*Stated goal A*
Transcribe the stretch of the message on UNICODE-RANGE tokens from "Possible core syntax" through "marks must trail.".
*Stated goal B*
Summarize the message on ambiguities in UNICODE-RANGE tokens in two sentences.
*Stated goal C*
Extend the message on ambiguities in UNICODE-RANGE tokens from its last sentence onward.

*Excerpt provided*
[css2.1] [css3-fonts] Ambiguities relating to UNICODE-RANGE tokens from Zack Weinberg on 2008-09-24 (www-style@w3.org from September 2008)

From: Zack Weinberg <zweinberg@mozilla.com>
Date: Wed, 24 Sep 2008 16:24:15 -0700
To: www-style@w3.org
Message-ID: <20080924162415.6336bb4e@trurl>
There are a number of ambiguities in the specification of
unicode-range: descriptors and UNICODE-RANGE tokens.  Most are relevant
only to css3-fonts, but two relate to the core syntax and are therefore
relevant to css2.1 as well.

The regular expression defining UNICODE-RANGE in CSS2.1 is

  U\+[0-9a-f?]{1,6}(-[0-9a-f]{1,6})?

Core syntax issue 1 (editorial, one hopes): The initial U is in upper
case. All other core lexical productions are written entirely in lower
case. 4.1.3 bullet point 1 assures us that CSS is entirely case-
insensitive; I am assuming this is not a (unique) exception to that
rule.  For consistency, the U should be changed to lower case.  If it
*is* meant to be an exception, there should be explicit wording in
both css-2.1 and css3-fonts that says so.

Possible core syntax issue 2: This regular expression will match
two classes of token which do not conform to any of the three
basic forms called out in the current ED of css3-fonts: 

  U+1?10      question marks are not (all) trailing
  U+A?-BF     both trailing question marks and a second endpoint

I believe it is not possible to exclude all tokens in these classes, and
still express all the existing constraints on UNICODE-RANGE tokens,
using only Lex-style regular expression productions; in particular, it
is not simultaneously possible to limit the first number to no
more than 6 characters and specify that all question marks must trail.

*Information provided*
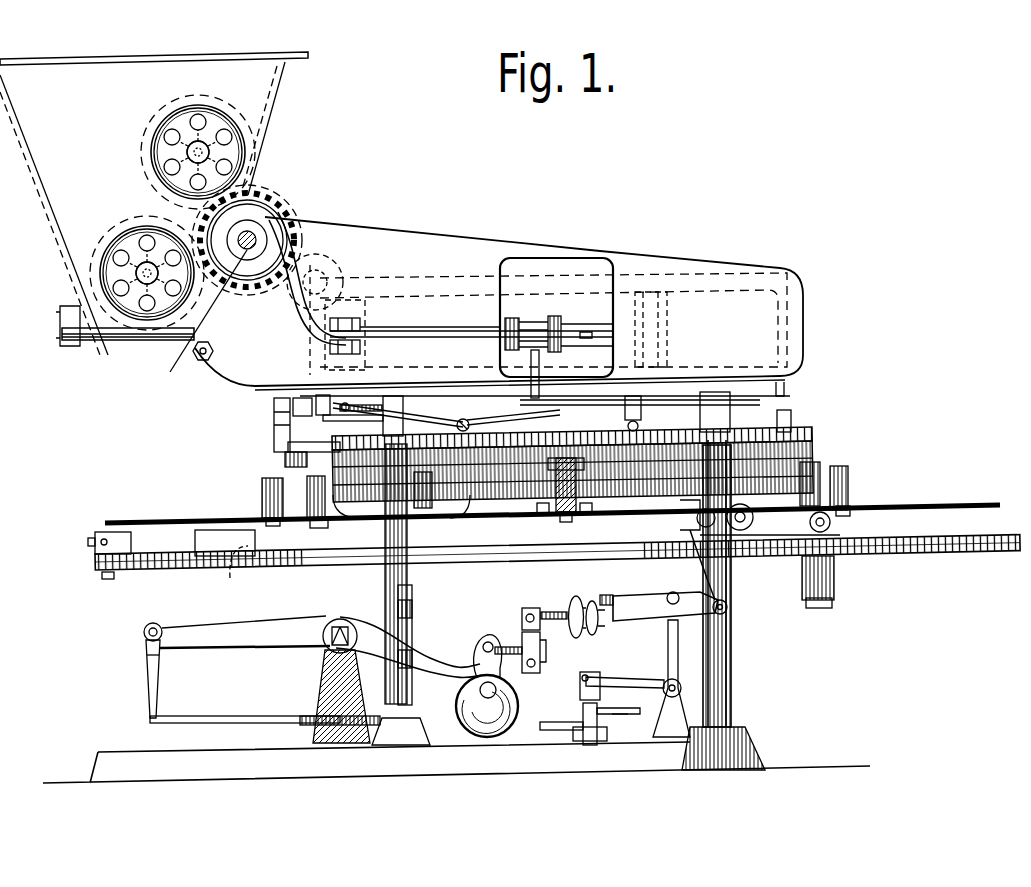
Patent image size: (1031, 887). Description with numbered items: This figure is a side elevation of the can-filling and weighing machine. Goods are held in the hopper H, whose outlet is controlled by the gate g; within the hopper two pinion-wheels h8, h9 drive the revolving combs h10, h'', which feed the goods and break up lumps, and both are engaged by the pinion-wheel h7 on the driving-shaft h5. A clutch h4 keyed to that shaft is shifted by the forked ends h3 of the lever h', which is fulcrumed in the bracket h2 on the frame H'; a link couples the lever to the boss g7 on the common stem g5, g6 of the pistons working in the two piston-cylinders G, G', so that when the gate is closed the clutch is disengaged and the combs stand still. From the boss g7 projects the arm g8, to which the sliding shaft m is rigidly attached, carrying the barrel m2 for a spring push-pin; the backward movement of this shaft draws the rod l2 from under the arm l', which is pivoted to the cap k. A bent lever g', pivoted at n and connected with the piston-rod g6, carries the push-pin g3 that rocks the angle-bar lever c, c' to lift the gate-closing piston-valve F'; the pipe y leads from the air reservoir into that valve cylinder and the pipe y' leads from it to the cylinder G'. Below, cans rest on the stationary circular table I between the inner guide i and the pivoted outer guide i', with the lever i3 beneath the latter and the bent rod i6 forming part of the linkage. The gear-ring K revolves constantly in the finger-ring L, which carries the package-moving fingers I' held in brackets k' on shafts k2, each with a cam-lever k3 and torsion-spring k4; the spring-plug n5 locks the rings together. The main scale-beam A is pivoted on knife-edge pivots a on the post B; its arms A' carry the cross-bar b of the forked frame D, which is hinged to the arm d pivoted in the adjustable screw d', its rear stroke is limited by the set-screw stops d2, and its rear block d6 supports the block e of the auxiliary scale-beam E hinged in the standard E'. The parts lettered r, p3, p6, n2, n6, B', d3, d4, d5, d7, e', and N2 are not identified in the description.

*Written response A*
Possible core syntax issue 2: This regular expression will match
two classes of token which do not conform to any of the three
basic forms called out in the current ED of css3-fonts: 

  U+1?10      question marks are not (all) trailing
  U+A?-BF     both trailing question marks and a second endpoint

I believe it is not possible to exclude all tokens in these classes, and
still express all the existing constraints on UNICODE-RANGE tokens,
using only Lex-style regular expression productions; in particular, it
is not simultaneously possible to limit the first number to no
more than 6 characters and specify that all question marks must trail.

*Written response B*
The message identifies ambiguities in how unicode-range descriptors and UNICODE-RANGE tokens are specified, and two of them concern the core syntax and so affect CSS2.1 as well as css3-fonts. It argues that the initial U of the regular expression should be lower case for consistency with all other core lexical productions, and notes that the expression matches two classes of token that fit none of the three basic forms in the current draft of css3-fonts, classes the writer believes Lex-style regular expressions alone cannot exclude.

*Written response C*
So I recommend that the core syntax be left alone here.  Instead,
css3-fonts should say that any UNICODE-RANGE token that does not fit
one of the three basic forms triggers a parse error (thus, the entire
descriptor is discarded).

[Aside: css3-fonts is almost entirely lacking in formal grammar rules.
It would be nice if they got added.]

----

There are several varieties of "semantically dubious" UNICODE-RANGE
tokens: while conforming to one of the three basic forms, their effect
is not fully specified.  These are issues only for css3-fonts, which
should specify the effect of all possible range tokens.

1) Nothing but question marks: U+???, U+????, etc.

These could be considered parse errors, or they could be treated as
zero-padded at the left, so equivalent to U+0???, U+0????, etc.  I have
no preference.

2) Redundant second number: U+0100-0100 e.g.

I recommend these be treated as equivalent to the single-number form,
U+0100 e.g.  (This would license a tool for generating @font-face blocks
to be "lazy" and write out all ranges in U+xxxx-yyyy format even when
the range is a single character.)

3) Descending range: U+00FF-0000 e.g.

These should either be ignored or be parse errors.  I have no
preference.

4a) Range that straddles the high end of Unicode: U+0F0000-12FFFF e.g.
4b) Range entirely outside Unicode: U+A00000-A0FFFF e.g.

I recommend that the former be clipped to the Unicode range and the
latter ignored, silently.  I also recommend a note saying that future
revisions of CSS may enlarge the range.  (I think 2^20 characters will,
one day, not be enough ... I'd actually like to see the core syntax
allow eight digits in each number, but we don't need to go there right
now.)

5) Overlapping or redundant multiple ranges:
     unicode-range: U+00??, U+0080-01FF;
     unicode-range: U+2A00-2AFF, U+2A34;

I recommend that the meaning of a unicode-range: descriptor be specified
to be the set-theoretic union of all the ranges listed; the above examples
would be equivalent to

   unicode-range: U+0000-01FF;
   unicode-range: U+2A??;

respectively.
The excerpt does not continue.